>> Begin Exercise data

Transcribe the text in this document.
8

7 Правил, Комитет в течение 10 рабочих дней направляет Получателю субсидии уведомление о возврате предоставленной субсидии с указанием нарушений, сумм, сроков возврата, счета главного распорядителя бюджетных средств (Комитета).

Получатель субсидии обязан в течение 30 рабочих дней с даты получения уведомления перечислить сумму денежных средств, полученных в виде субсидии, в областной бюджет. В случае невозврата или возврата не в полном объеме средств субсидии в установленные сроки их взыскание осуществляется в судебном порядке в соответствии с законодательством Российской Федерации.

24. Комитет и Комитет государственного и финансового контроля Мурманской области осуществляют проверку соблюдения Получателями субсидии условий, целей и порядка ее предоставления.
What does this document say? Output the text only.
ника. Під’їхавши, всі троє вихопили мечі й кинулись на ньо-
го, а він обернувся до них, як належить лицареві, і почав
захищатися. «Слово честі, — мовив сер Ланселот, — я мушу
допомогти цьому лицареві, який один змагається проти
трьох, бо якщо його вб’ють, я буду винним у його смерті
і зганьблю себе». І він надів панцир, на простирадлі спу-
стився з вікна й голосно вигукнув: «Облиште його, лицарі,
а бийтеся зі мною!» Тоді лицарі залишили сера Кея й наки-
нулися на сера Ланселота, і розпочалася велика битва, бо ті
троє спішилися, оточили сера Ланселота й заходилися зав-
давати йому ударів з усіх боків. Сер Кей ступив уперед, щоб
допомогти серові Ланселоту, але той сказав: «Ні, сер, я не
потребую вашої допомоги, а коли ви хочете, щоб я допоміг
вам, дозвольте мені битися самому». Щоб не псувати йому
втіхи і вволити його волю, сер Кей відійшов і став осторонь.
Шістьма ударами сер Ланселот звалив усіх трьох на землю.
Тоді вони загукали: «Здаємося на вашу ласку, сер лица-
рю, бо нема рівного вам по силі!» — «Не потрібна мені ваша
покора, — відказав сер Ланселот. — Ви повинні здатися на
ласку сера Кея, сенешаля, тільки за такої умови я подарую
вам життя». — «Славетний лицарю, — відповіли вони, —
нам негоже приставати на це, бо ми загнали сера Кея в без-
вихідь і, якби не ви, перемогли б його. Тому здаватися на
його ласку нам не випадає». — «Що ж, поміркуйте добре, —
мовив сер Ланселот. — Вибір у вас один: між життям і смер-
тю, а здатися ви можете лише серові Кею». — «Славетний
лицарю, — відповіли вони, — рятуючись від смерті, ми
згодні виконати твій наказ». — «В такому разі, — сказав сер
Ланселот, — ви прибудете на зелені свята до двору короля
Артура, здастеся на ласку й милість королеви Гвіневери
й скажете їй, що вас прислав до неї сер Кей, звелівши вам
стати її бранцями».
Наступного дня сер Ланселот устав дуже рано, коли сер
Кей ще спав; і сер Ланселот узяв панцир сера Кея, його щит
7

>> End Exercise data

» **Task brief**:
Transcribe every line of the data, exactly as it stands.

» **Expected output**:
Transcribe the text in this document.
8

7 Правил, Комитет в течение 10 рабочих дней направляет Получателю субсидии уведомление о возврате предоставленной субсидии с указанием нарушений, сумм, сроков возврата, счета главного распорядителя бюджетных средств (Комитета).

Получатель субсидии обязан в течение 30 рабочих дней с даты получения уведомления перечислить сумму денежных средств, полученных в виде субсидии, в областной бюджет. В случае невозврата или возврата не в полном объеме средств субсидии в установленные сроки их взыскание осуществляется в судебном порядке в соответствии с законодательством Российской Федерации.

24. Комитет и Комитет государственного и финансового контроля Мурманской области осуществляют проверку соблюдения Получателями субсидии условий, целей и порядка ее предоставления.
What does this document say? Output the text only.
ника. Під’їхавши, всі троє вихопили мечі й кинулись на ньо-
го, а він обернувся до них, як належить лицареві, і почав
захищатися. «Слово честі, — мовив сер Ланселот, — я мушу
допомогти цьому лицареві, який один змагається проти
трьох, бо якщо його вб’ють, я буду винним у його смерті
і зганьблю себе». І він надів панцир, на простирадлі спу-
стився з вікна й голосно вигукнув: «Облиште його, лицарі,
а бийтеся зі мною!» Тоді лицарі залишили сера Кея й наки-
нулися на сера Ланселота, і розпочалася велика битва, бо ті
троє спішилися, оточили сера Ланселота й заходилися зав-
давати йому ударів з усіх боків. Сер Кей ступив уперед, щоб
допомогти серові Ланселоту, але той сказав: «Ні, сер, я не
потребую вашої допомоги, а коли ви хочете, щоб я допоміг
вам, дозвольте мені битися самому». Щоб не псувати йому
втіхи і вволити його волю, сер Кей відійшов і став осторонь.
Шістьма ударами сер Ланселот звалив усіх трьох на землю.
Тоді вони загукали: «Здаємося на вашу ласку, сер лица-
рю, бо нема рівного вам по силі!» — «Не потрібна мені ваша
покора, — відказав сер Ланселот. — Ви повинні здатися на
ласку сера Кея, сенешаля, тільки за такої умови я подарую
вам життя». — «Славетний лицарю, — відповіли вони, —
нам негоже приставати на це, бо ми загнали сера Кея в без-
вихідь і, якби не ви, перемогли б його. Тому здаватися на
його ласку нам не випадає». — «Що ж, поміркуйте добре, —
мовив сер Ланселот. — Вибір у вас один: між життям і смер-
тю, а здатися ви можете лише серові Кею». — «Славетний
лицарю, — відповіли вони, — рятуючись від смерті, ми
згодні виконати твій наказ». — «В такому разі, — сказав сер
Ланселот, — ви прибудете на зелені свята до двору короля
Артура, здастеся на ласку й милість королеви Гвіневери
й скажете їй, що вас прислав до неї сер Кей, звелівши вам
стати її бранцями».
Наступного дня сер Ланселот устав дуже рано, коли сер
Кей ще спав; і сер Ланселот узяв панцир сера Кея, його щит
7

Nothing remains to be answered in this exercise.